Put the lines from the one containing "Find 100 of" through the one containing "y-tick-label: 30.00 xyxy=(1078,458,1109,473)", both included, into a JSON list of strings with one string per line and no blank lines. Leave the picture out of the list.

··· EXTRACTED RECORDS

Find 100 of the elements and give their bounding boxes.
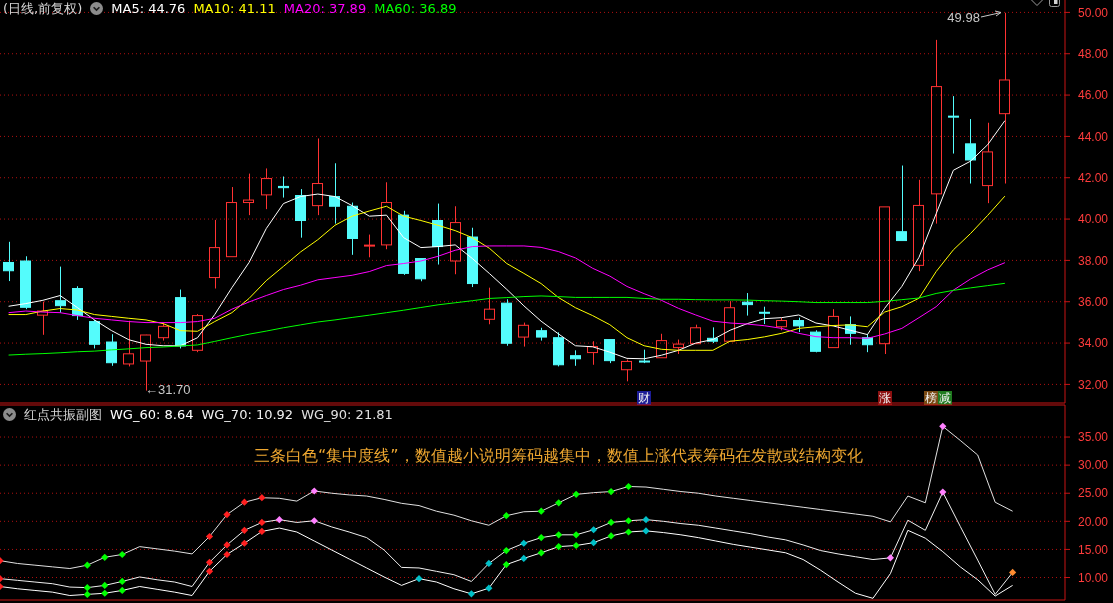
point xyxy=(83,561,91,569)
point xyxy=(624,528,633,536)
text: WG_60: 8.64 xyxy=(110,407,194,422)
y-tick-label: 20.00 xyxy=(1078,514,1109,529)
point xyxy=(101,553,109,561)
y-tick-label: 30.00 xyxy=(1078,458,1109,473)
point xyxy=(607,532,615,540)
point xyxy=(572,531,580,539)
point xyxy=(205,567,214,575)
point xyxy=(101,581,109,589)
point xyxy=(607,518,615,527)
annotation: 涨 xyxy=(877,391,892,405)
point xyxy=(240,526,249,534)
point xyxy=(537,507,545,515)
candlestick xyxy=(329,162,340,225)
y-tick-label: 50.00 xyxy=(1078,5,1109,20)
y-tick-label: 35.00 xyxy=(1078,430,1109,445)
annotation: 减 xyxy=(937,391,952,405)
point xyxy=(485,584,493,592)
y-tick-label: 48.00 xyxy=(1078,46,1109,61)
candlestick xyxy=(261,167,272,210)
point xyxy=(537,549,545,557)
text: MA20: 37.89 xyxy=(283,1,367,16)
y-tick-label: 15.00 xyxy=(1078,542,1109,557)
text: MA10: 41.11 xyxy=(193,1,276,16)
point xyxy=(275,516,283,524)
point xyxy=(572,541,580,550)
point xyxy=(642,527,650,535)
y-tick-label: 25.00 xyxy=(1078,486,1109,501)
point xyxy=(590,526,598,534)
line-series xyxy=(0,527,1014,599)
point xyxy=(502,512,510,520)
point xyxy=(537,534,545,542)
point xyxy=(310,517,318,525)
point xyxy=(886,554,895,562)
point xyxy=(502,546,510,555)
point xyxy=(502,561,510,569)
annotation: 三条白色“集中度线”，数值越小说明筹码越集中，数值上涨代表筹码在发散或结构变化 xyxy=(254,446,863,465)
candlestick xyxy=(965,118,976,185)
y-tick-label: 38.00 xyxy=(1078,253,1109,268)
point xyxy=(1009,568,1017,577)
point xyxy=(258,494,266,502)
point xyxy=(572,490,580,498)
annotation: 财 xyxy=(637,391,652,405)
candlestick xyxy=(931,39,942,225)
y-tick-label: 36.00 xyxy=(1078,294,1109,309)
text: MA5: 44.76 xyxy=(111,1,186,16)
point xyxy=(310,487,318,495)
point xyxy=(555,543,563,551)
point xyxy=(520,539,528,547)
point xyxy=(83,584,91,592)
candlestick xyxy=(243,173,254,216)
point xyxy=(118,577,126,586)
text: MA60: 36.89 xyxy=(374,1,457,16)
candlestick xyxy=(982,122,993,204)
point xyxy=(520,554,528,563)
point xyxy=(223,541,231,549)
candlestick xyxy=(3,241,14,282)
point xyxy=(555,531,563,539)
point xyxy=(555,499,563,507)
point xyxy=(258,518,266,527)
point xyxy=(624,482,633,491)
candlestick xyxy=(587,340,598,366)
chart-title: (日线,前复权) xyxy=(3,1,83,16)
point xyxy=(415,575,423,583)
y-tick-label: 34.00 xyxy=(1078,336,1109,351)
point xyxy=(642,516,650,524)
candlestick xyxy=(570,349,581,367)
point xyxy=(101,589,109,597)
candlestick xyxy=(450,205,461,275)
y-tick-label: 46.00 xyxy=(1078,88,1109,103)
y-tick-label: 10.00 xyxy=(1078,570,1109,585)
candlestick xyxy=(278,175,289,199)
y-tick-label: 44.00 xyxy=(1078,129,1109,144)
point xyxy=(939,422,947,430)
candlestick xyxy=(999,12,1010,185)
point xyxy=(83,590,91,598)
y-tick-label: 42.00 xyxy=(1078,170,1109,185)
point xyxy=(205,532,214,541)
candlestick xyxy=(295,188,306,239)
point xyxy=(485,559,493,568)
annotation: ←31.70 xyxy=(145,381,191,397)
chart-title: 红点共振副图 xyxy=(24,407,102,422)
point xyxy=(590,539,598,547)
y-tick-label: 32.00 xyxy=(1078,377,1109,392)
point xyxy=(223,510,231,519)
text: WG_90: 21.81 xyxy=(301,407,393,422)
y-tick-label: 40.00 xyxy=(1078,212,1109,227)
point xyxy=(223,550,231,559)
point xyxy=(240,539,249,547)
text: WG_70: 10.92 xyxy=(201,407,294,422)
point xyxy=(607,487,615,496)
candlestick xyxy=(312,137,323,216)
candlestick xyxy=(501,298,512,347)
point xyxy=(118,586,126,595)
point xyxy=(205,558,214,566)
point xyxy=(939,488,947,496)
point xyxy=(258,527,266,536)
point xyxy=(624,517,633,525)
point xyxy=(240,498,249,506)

······
··· EXTRACTED RECORDS

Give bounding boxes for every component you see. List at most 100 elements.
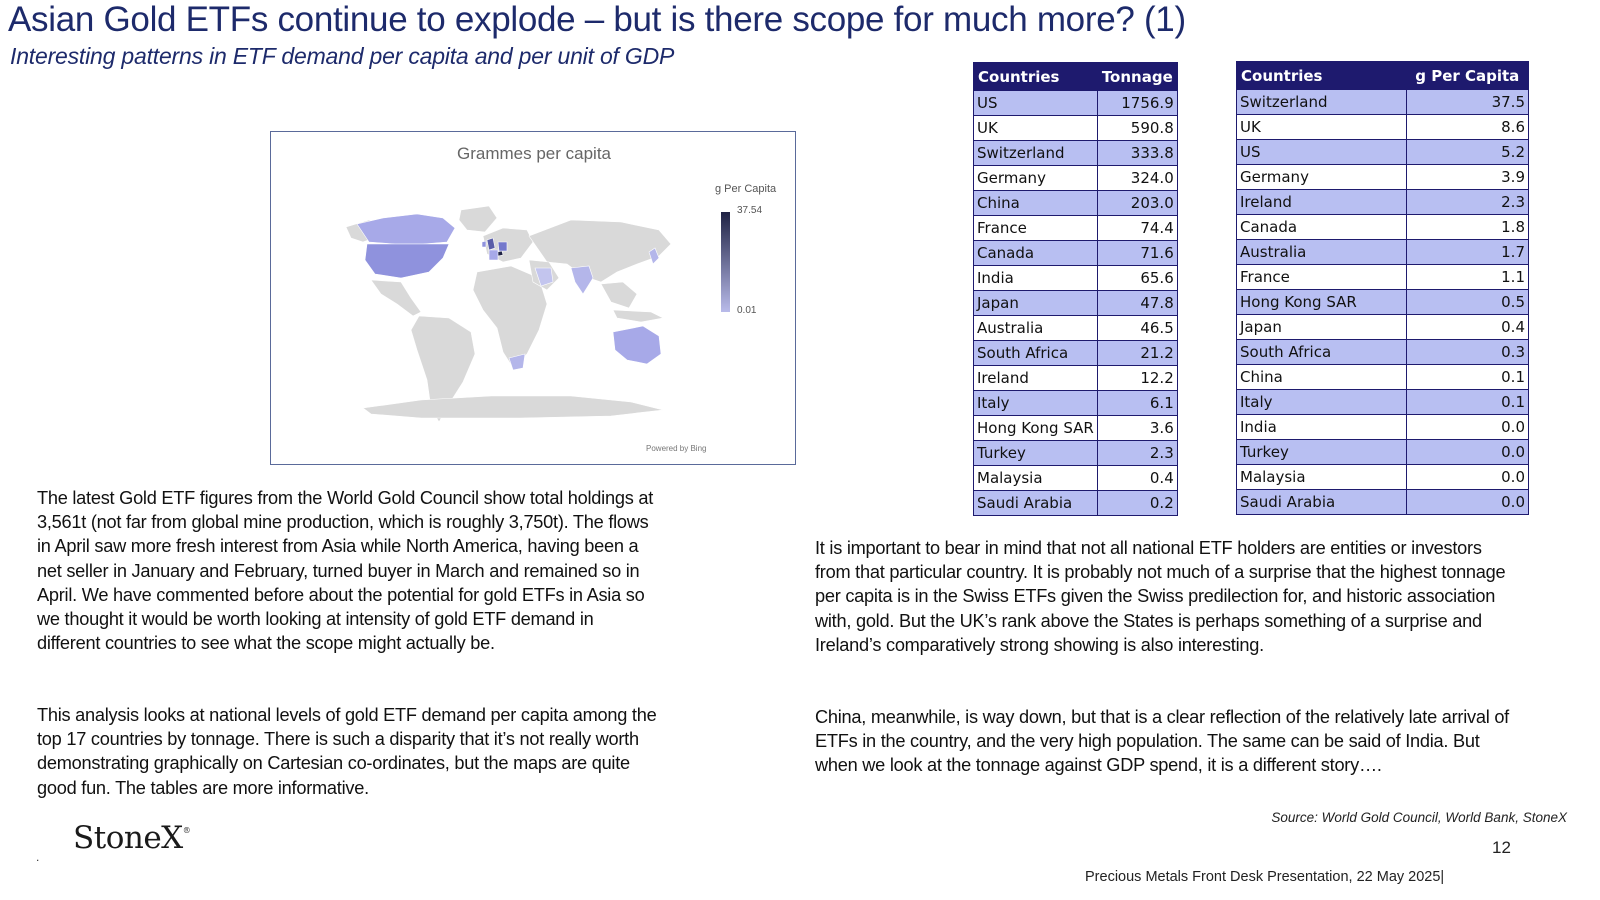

······
··· EXTRACTED RECORDS

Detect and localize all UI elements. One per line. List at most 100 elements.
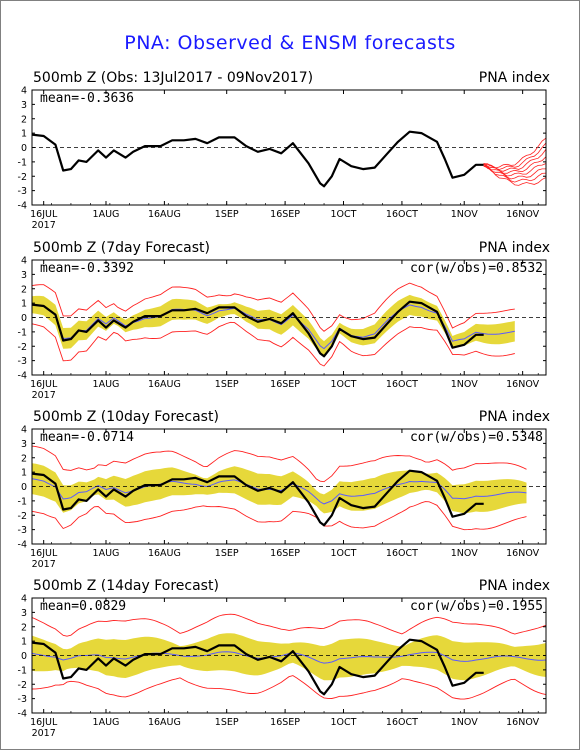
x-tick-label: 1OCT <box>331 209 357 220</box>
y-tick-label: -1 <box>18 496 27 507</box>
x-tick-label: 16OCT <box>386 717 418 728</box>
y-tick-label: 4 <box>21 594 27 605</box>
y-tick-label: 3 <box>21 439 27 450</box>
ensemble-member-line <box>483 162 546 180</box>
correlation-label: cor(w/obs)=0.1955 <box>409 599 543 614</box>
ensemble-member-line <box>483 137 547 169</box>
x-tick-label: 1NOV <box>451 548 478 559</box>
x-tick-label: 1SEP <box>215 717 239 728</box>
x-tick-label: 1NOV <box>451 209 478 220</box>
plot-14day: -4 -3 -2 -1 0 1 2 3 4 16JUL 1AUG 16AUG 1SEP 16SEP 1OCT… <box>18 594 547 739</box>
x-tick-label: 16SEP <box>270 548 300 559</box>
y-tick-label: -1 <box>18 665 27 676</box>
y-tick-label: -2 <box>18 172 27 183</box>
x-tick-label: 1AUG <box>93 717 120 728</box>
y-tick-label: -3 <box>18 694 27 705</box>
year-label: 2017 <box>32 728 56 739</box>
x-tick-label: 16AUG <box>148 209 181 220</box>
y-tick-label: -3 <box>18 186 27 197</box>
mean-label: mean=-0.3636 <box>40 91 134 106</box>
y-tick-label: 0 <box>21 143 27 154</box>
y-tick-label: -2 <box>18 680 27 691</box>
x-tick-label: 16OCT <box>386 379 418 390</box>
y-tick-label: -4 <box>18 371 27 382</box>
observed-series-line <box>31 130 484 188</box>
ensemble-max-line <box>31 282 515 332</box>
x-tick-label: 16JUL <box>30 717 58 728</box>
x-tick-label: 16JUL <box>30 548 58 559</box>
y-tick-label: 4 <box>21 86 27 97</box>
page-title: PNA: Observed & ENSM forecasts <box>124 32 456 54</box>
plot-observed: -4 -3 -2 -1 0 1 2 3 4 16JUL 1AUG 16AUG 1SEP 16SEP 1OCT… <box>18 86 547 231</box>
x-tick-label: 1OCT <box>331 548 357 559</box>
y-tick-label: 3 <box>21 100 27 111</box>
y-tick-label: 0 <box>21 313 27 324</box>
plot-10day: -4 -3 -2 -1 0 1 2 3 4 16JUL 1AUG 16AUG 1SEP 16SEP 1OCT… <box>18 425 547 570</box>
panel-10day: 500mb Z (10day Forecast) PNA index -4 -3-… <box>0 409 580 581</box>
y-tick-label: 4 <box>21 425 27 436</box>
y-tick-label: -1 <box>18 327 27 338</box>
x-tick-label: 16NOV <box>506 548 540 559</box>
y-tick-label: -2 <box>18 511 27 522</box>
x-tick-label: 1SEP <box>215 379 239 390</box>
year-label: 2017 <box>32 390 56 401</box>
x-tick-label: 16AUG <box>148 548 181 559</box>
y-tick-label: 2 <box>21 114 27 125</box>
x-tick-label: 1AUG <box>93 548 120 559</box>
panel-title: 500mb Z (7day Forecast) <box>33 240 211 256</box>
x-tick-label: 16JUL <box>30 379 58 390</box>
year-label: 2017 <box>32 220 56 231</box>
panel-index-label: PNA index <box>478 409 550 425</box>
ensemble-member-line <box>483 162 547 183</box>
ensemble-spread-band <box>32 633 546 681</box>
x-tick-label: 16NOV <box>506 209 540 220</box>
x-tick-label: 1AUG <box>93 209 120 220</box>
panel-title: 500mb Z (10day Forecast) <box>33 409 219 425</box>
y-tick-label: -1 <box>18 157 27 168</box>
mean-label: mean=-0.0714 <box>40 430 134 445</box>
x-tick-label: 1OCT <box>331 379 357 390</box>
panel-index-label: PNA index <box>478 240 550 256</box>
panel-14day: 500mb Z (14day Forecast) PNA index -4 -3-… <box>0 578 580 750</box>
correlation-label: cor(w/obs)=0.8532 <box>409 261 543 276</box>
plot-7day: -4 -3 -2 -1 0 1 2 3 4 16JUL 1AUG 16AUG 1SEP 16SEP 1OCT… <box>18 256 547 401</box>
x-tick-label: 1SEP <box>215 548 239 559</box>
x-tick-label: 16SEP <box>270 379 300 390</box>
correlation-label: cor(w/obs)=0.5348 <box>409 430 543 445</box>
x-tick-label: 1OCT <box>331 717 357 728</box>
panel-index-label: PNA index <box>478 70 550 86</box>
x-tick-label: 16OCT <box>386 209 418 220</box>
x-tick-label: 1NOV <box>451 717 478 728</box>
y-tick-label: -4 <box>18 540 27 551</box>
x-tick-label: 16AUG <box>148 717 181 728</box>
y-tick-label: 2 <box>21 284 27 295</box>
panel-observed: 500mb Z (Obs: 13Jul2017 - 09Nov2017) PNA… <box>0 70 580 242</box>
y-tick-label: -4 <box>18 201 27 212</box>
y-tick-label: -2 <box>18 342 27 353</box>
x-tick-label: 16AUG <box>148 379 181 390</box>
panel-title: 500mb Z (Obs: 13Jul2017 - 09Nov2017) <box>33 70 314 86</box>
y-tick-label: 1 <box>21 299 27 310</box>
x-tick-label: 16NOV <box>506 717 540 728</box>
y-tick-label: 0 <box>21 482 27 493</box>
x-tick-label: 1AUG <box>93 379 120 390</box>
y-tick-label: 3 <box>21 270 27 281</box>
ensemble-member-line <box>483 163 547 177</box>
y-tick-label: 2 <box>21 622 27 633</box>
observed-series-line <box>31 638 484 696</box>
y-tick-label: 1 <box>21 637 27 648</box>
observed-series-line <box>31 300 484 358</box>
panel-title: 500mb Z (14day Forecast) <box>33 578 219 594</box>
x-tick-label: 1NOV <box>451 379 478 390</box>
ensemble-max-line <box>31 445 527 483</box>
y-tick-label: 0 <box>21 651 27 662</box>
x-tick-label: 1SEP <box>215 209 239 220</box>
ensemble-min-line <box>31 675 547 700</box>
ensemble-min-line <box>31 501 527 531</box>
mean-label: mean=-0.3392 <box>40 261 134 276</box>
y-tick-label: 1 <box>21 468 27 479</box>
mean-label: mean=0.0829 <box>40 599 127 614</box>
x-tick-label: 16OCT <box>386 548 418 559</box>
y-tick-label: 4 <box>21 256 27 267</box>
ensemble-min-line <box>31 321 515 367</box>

······

*EXERCISE RESULT*.
[
  "Find 100 of the elements and give their bounding boxes.",
  "point xyxy=(83,561,91,569)",
  "point xyxy=(624,528,633,536)",
  "text: WG_60: 8.64 xyxy=(110,407,194,422)",
  "y-tick-label: 20.00 xyxy=(1078,514,1109,529)",
  "point xyxy=(101,553,109,561)",
  "y-tick-label: 30.00 xyxy=(1078,458,1109,473)"
]